• _MATERIAL TO PROCESS_:

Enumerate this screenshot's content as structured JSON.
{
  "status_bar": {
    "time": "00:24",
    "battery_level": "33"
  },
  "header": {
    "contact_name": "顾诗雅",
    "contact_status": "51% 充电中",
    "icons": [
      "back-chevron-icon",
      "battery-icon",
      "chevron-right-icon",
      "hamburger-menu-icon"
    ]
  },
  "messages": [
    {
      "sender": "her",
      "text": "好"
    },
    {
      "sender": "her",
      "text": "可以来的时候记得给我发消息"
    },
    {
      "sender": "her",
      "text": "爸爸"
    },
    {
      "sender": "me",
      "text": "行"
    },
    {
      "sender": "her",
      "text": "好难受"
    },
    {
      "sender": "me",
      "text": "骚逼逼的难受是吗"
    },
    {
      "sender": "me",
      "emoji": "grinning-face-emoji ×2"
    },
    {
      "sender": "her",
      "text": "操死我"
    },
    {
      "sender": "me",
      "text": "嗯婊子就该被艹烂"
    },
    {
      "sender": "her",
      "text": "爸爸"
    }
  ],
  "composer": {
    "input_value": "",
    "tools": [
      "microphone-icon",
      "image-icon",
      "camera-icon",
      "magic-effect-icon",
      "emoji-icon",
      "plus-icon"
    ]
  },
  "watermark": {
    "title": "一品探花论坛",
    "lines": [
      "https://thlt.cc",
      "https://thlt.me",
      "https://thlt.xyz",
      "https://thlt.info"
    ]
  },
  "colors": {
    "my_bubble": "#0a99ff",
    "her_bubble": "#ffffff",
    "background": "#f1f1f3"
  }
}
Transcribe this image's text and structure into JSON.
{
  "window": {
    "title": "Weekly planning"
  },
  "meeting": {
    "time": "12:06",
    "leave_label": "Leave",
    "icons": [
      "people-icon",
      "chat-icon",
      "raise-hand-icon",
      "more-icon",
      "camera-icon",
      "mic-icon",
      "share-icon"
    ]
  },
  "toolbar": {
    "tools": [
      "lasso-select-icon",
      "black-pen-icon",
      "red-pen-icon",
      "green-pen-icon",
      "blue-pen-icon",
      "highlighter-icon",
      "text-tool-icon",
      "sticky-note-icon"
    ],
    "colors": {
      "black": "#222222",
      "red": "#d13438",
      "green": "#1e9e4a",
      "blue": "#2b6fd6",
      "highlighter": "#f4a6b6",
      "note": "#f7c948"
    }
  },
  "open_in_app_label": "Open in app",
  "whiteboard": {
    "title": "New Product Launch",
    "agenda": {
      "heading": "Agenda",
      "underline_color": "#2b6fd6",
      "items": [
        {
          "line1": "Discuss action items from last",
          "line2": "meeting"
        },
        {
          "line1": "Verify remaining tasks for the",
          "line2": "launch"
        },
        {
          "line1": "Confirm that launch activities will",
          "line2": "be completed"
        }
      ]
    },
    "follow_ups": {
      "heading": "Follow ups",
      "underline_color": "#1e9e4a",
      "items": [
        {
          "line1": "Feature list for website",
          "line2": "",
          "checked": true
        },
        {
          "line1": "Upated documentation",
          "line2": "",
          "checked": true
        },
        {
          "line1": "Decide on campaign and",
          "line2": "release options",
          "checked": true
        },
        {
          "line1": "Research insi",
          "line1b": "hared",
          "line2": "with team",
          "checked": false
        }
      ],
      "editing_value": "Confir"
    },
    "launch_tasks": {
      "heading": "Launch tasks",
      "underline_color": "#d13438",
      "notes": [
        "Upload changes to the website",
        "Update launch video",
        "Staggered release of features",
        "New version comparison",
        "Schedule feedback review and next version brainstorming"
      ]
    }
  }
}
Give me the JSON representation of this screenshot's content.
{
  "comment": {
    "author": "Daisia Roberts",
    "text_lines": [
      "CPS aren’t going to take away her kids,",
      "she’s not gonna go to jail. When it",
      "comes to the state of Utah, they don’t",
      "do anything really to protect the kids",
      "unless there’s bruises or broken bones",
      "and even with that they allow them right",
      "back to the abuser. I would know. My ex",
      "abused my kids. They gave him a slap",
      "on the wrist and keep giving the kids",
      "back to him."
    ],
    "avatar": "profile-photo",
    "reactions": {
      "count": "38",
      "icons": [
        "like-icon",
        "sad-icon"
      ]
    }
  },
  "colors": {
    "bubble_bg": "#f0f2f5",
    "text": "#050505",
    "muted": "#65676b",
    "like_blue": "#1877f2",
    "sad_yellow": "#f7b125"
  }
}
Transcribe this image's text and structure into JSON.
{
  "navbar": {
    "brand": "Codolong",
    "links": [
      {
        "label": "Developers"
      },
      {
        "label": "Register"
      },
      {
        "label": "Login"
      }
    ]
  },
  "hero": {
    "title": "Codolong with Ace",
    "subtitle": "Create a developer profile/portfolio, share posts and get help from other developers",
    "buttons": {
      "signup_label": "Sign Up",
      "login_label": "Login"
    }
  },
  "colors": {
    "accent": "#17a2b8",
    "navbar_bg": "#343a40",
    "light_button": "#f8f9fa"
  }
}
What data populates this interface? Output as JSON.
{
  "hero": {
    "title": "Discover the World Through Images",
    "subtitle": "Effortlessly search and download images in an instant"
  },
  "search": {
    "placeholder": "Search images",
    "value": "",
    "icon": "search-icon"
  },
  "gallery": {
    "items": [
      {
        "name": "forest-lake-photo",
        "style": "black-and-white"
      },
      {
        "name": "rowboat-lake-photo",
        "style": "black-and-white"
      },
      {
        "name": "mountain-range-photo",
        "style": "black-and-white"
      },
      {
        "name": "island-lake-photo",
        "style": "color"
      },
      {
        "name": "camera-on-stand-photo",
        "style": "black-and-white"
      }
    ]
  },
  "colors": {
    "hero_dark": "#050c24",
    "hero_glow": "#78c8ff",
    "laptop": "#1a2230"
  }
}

• _AIM_:
Quote only the lines from the line containing "What data populates" through the end of the listing, please, keeping both the first and the last line.

• _SOLUTION TO THE PROBLEM_:
What data populates this interface? Output as JSON.
{
  "hero": {
    "title": "Discover the World Through Images",
    "subtitle": "Effortlessly search and download images in an instant"
  },
  "search": {
    "placeholder": "Search images",
    "value": "",
    "icon": "search-icon"
  },
  "gallery": {
    "items": [
      {
        "name": "forest-lake-photo",
        "style": "black-and-white"
      },
      {
        "name": "rowboat-lake-photo",
        "style": "black-and-white"
      },
      {
        "name": "mountain-range-photo",
        "style": "black-and-white"
      },
      {
        "name": "island-lake-photo",
        "style": "color"
      },
      {
        "name": "camera-on-stand-photo",
        "style": "black-and-white"
      }
    ]
  },
  "colors": {
    "hero_dark": "#050c24",
    "hero_glow": "#78c8ff",
    "laptop": "#1a2230"
  }
}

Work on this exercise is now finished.